> **TO BE DONE**: Copy the records that follow exactly as written, but not their pictures.

===== RECORDED DATA

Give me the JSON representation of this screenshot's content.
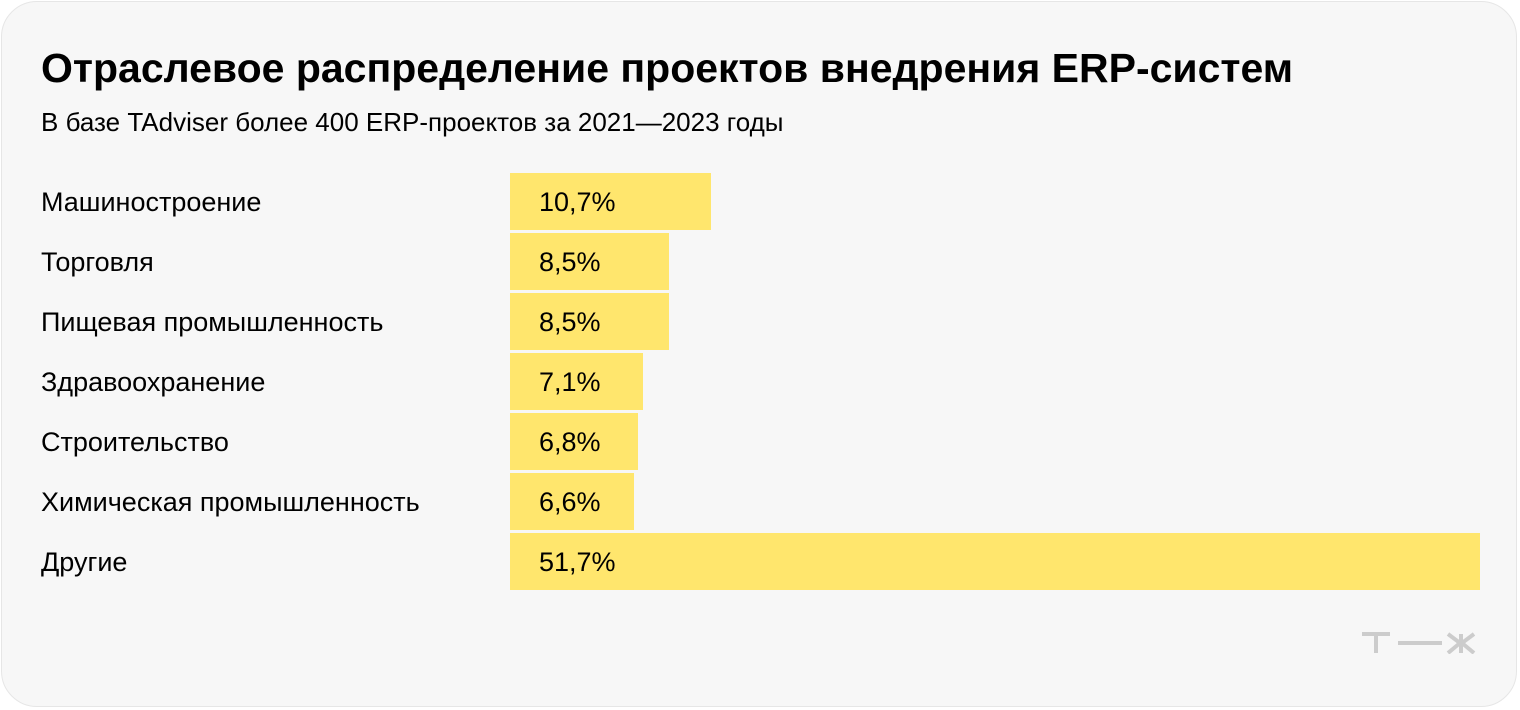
{
  "header": {
    "title": "Отраслевое распределение проектов внедрения ERP-систем",
    "subtitle": "В базе TAdviser более 400 ERP-проектов за 2021—2023 годы"
  },
  "chart_data": {
    "type": "bar",
    "orientation": "horizontal",
    "title": "Отраслевое распределение проектов внедрения ERP-систем",
    "subtitle": "В базе TAdviser более 400 ERP-проектов за 2021—2023 годы",
    "categories": [
      "Машиностроение",
      "Торговля",
      "Пищевая промышленность",
      "Здравоохранение",
      "Строительство",
      "Химическая промышленность",
      "Другие"
    ],
    "values": [
      10.7,
      8.5,
      8.5,
      7.1,
      6.8,
      6.6,
      51.7
    ],
    "value_labels": [
      "10,7%",
      "8,5%",
      "8,5%",
      "7,1%",
      "6,8%",
      "6,6%",
      "51,7%"
    ],
    "unit": "%",
    "xlim": [
      0,
      51.7
    ],
    "grid": false,
    "legend": "none",
    "colors": {
      "bar": "#ffe66d",
      "background": "#f7f7f7",
      "text": "#000000",
      "logo": "#cccccc"
    }
  },
  "branding": {
    "logo_icon": "tzh-logo-icon"
  }
}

==========

> **WORKED SOLUTION**:
Give me the JSON representation of this screenshot's content.
{
  "header": {
    "title": "Отраслевое распределение проектов внедрения ERP-систем",
    "subtitle": "В базе TAdviser более 400 ERP-проектов за 2021—2023 годы"
  },
  "chart_data": {
    "type": "bar",
    "orientation": "horizontal",
    "title": "Отраслевое распределение проектов внедрения ERP-систем",
    "subtitle": "В базе TAdviser более 400 ERP-проектов за 2021—2023 годы",
    "categories": [
      "Машиностроение",
      "Торговля",
      "Пищевая промышленность",
      "Здравоохранение",
      "Строительство",
      "Химическая промышленность",
      "Другие"
    ],
    "values": [
      10.7,
      8.5,
      8.5,
      7.1,
      6.8,
      6.6,
      51.7
    ],
    "value_labels": [
      "10,7%",
      "8,5%",
      "8,5%",
      "7,1%",
      "6,8%",
      "6,6%",
      "51,7%"
    ],
    "unit": "%",
    "xlim": [
      0,
      51.7
    ],
    "grid": false,
    "legend": "none",
    "colors": {
      "bar": "#ffe66d",
      "background": "#f7f7f7",
      "text": "#000000",
      "logo": "#cccccc"
    }
  },
  "branding": {
    "logo_icon": "tzh-logo-icon"
  }
}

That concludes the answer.